*** Dataset entries ***
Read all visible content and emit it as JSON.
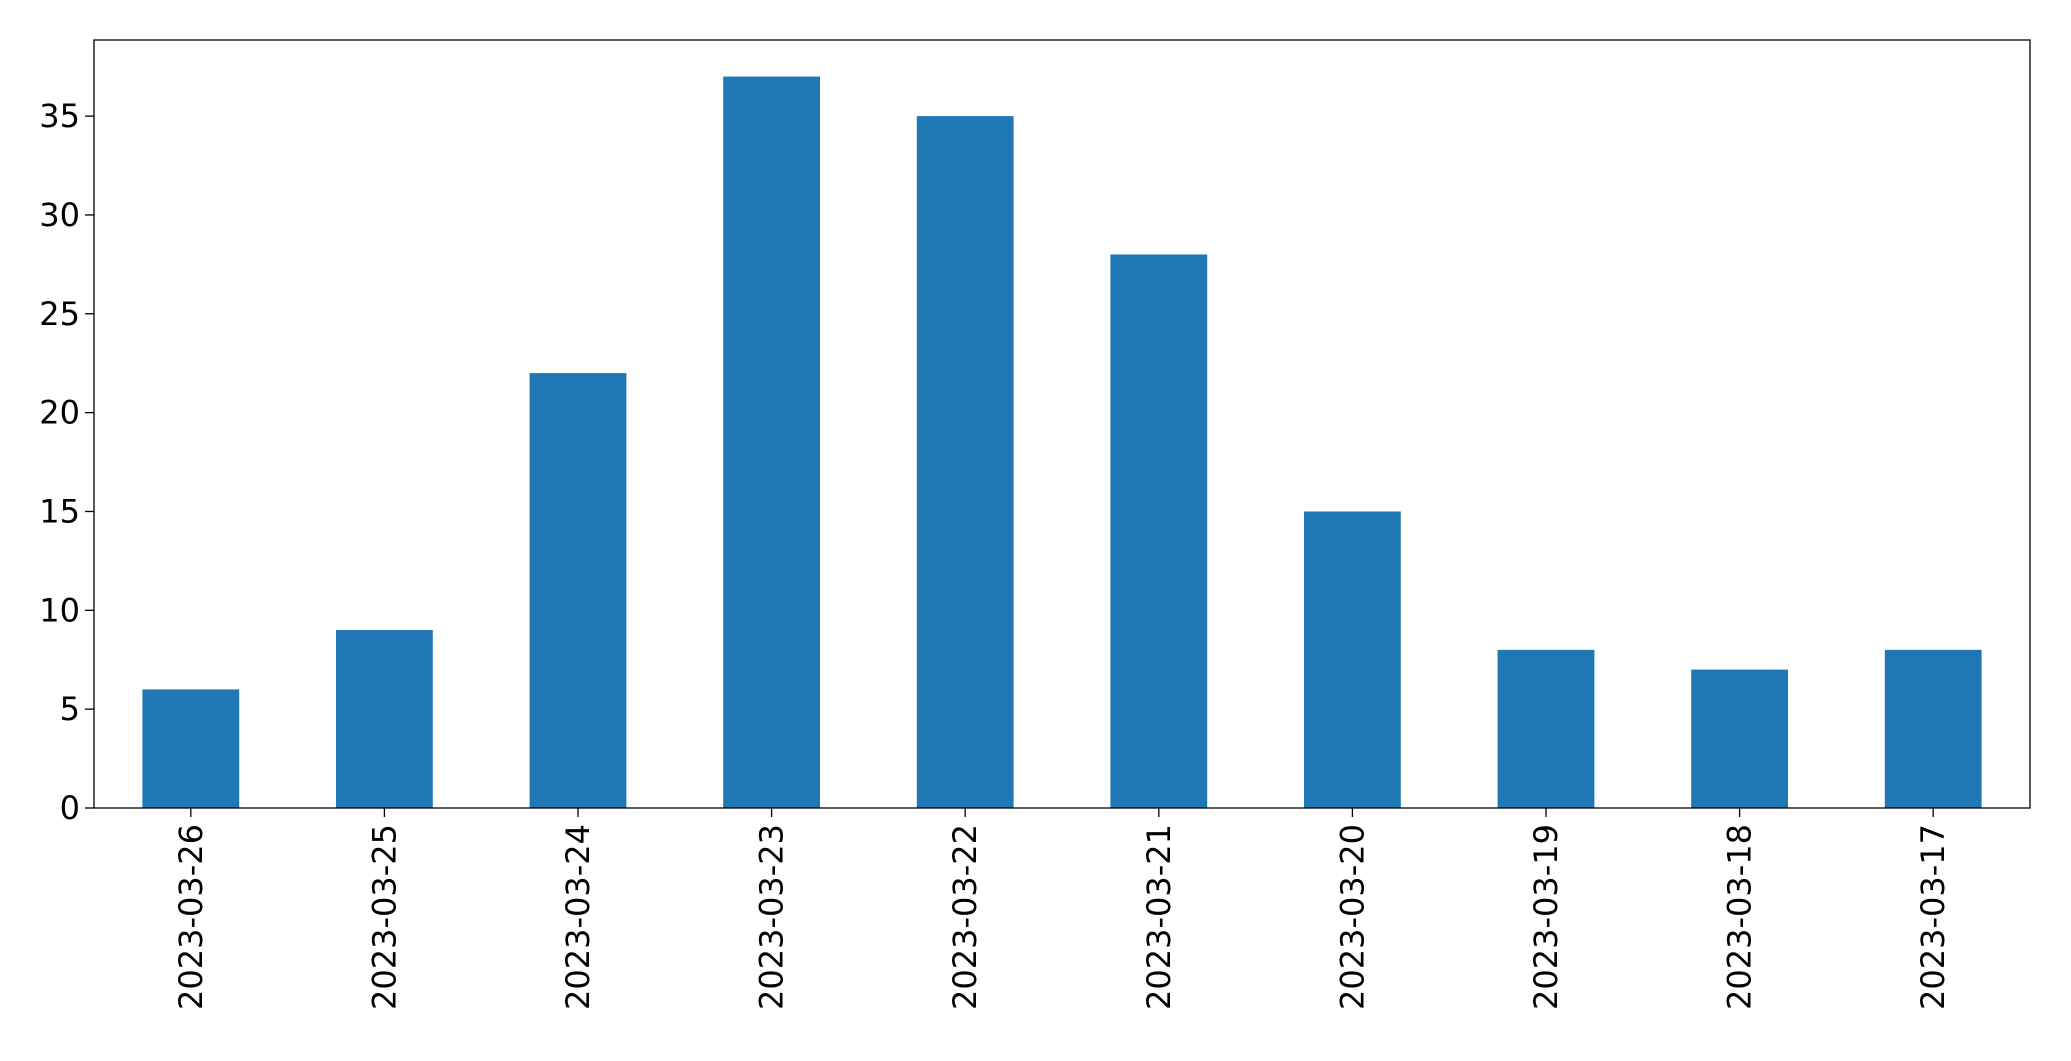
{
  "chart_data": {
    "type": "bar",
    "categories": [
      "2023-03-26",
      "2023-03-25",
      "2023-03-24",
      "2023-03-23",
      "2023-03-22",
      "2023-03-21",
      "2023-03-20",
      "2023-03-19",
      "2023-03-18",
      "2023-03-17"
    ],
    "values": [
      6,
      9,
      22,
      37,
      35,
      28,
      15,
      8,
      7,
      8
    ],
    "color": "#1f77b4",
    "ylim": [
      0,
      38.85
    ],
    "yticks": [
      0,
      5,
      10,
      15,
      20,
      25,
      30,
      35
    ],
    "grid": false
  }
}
***
## To do
Transcribe all entries above exactly. Drop the pictures.

## Task result
Read all visible content and emit it as JSON.
{
  "chart_data": {
    "type": "bar",
    "categories": [
      "2023-03-26",
      "2023-03-25",
      "2023-03-24",
      "2023-03-23",
      "2023-03-22",
      "2023-03-21",
      "2023-03-20",
      "2023-03-19",
      "2023-03-18",
      "2023-03-17"
    ],
    "values": [
      6,
      9,
      22,
      37,
      35,
      28,
      15,
      8,
      7,
      8
    ],
    "color": "#1f77b4",
    "ylim": [
      0,
      38.85
    ],
    "yticks": [
      0,
      5,
      10,
      15,
      20,
      25,
      30,
      35
    ],
    "grid": false
  }
}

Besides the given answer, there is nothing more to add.